### Consigne 1
Reproduisez mot pour mot l'intégralité de l'extrait consacré à la loi État-nation.

### Extrait
=-=-=
Ahmad Tibi, le député Ta’al, a choisi d’attaquer violemment son ancien allié : « Pour la première fois, un député arabe accepte la réalité de la Loi Etat-Nation basée sur la supériorité juive et l’infériorité palestinienne ». Le Hoq Ha-Le’om, que beaucoup d’analystes ont qualifié de loi superflue, à la portée symbolique vexatoire à l’égard des minorités non-juives d’Israël, réduit en effet le statut de la langue arabe à un « statut spécial », là où l’ancienne législation héritée de la période mandataire en faisait une langue officielle à égalité avec l’hébreu. Elle entérine Israël comme foyer national du peuple juif et prête effectivement le flanc à de nombreuses critiques. Toutefois, il semble qu’Ahmad Tibi, sans justification, la renvoie à un argumentaire suprémaciste et raciste. Le point est tout à fait contestable. Dans Liberalism and The Right to Culture, les philosophes israéliens Avishai Margalit et Moshe Halbertal ont par exemple défendu l’idée d’un droit humain à la culture – pas simplement à n’importe quelle culture, mais à la sienne propre. On peut considérer ainsi qu’il n’est pas incompatible avec les valeurs humanistes et libérales que l’État d’Israël ait une caractérisation juive (calendrier, perpétuation de la culture, droit hébraïque comme source et inspiration à la législation contemporaine). Du moment, en tout cas, qu’il remplit certains critères politiques.
=-=-=
### Données fournies
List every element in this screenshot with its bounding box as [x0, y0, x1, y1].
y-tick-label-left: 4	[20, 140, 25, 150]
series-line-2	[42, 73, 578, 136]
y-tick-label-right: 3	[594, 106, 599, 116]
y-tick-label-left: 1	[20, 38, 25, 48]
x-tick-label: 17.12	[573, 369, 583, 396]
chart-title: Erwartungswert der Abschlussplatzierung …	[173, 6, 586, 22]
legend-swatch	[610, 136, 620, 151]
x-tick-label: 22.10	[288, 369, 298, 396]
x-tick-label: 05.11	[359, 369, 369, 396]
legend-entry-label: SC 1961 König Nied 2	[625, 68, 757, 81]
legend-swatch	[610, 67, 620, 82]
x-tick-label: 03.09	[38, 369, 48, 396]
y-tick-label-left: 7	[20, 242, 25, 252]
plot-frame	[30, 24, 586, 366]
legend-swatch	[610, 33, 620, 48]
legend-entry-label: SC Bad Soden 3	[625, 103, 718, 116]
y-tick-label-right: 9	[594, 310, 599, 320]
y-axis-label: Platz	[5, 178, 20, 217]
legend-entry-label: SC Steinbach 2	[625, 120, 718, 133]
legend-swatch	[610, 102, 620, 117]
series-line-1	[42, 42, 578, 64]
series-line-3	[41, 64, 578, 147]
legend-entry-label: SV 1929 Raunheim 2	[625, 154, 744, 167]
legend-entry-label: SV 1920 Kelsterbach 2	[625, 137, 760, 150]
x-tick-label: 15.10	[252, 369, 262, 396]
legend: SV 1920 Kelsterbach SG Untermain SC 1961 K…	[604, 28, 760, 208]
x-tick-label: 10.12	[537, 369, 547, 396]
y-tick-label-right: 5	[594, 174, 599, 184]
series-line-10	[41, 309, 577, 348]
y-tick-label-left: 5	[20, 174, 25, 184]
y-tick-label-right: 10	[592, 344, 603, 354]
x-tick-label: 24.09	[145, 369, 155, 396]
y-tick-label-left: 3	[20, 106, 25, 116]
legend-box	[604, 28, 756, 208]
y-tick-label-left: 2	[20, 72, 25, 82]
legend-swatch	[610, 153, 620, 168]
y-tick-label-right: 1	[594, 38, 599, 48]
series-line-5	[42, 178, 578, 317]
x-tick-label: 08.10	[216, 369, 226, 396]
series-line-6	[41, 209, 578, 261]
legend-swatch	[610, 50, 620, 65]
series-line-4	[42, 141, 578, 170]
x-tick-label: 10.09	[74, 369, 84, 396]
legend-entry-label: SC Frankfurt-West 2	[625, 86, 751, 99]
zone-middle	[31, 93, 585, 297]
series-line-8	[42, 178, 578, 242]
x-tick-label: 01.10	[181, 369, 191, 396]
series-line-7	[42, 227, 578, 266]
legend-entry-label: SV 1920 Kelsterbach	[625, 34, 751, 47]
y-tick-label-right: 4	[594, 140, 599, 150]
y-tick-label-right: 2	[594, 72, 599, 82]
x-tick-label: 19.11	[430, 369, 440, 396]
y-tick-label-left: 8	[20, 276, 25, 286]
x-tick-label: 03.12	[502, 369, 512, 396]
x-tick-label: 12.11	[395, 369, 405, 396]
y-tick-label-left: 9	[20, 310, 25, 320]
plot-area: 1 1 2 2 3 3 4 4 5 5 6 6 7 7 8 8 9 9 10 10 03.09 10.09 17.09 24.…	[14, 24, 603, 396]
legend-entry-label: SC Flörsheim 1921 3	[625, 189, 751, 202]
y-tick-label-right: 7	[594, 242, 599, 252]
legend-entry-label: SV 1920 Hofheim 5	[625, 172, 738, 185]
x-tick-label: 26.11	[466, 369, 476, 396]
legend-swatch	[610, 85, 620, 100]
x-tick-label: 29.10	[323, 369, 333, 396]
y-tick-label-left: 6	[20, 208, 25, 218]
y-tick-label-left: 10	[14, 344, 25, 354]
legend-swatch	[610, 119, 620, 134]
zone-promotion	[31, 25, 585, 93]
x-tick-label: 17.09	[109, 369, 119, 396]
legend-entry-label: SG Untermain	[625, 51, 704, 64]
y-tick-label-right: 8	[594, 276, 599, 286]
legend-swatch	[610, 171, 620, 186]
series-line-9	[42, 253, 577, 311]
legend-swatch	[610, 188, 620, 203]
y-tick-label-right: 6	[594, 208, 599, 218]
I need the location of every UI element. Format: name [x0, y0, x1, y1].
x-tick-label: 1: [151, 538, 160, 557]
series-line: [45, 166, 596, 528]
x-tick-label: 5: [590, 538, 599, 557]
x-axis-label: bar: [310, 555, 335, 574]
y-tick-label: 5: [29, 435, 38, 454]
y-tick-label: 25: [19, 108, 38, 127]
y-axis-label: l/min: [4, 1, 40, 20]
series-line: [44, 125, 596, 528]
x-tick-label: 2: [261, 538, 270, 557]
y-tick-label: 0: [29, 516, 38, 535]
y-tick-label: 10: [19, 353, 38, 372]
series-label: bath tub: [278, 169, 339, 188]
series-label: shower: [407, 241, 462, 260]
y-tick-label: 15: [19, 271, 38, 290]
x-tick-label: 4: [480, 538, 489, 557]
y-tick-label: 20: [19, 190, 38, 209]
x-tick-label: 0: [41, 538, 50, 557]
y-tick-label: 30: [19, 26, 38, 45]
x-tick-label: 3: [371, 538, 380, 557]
=-=-=
### Consigne 2
Citez sans rien y changer les lignes des données, depuis leur toute première ligne jusqu'à celle qui contient « 67, 620, 82] », incluse, et rien d'autre.

### Résultat attendu 1
Ahmad Tibi, le député Ta’al, a choisi d’attaquer violemment son ancien allié : « Pour la première fois, un député arabe accepte la réalité de la Loi Etat-Nation basée sur la supériorité juive et l’infériorité palestinienne ». Le Hoq Ha-Le’om, que beaucoup d’analystes ont qualifié de loi superflue, à la portée symbolique vexatoire à l’égard des minorités non-juives d’Israël, réduit en effet le statut de la langue arabe à un « statut spécial », là où l’ancienne législation héritée de la période mandataire en faisait une langue officielle à égalité avec l’hébreu. Elle entérine Israël comme foyer national du peuple juif et prête effectivement le flanc à de nombreuses critiques. Toutefois, il semble qu’Ahmad Tibi, sans justification, la renvoie à un argumentaire suprémaciste et raciste. Le point est tout à fait contestable. Dans Liberalism and The Right to Culture, les philosophes israéliens Avishai Margalit et Moshe Halbertal ont par exemple défendu l’idée d’un droit humain à la culture – pas simplement à n’importe quelle culture, mais à la sienne propre. On peut considérer ainsi qu’il n’est pas incompatible avec les valeurs humanistes et libérales que l’État d’Israël ait une caractérisation juive (calendrier, perpétuation de la culture, droit hébraïque comme source et inspiration à la législation contemporaine). Du moment, en tout cas, qu’il remplit certains critères politiques.

### Résultat attendu 2
List every element in this screenshot with its bounding box as [x0, y0, x1, y1].
y-tick-label-left: 4	[20, 140, 25, 150]
series-line-2	[42, 73, 578, 136]
y-tick-label-right: 3	[594, 106, 599, 116]
y-tick-label-left: 1	[20, 38, 25, 48]
x-tick-label: 17.12	[573, 369, 583, 396]
chart-title: Erwartungswert der Abschlussplatzierung …	[173, 6, 586, 22]
legend-swatch	[610, 136, 620, 151]
x-tick-label: 22.10	[288, 369, 298, 396]
x-tick-label: 05.11	[359, 369, 369, 396]
legend-entry-label: SC 1961 König Nied 2	[625, 68, 757, 81]
legend-swatch	[610, 67, 620, 82]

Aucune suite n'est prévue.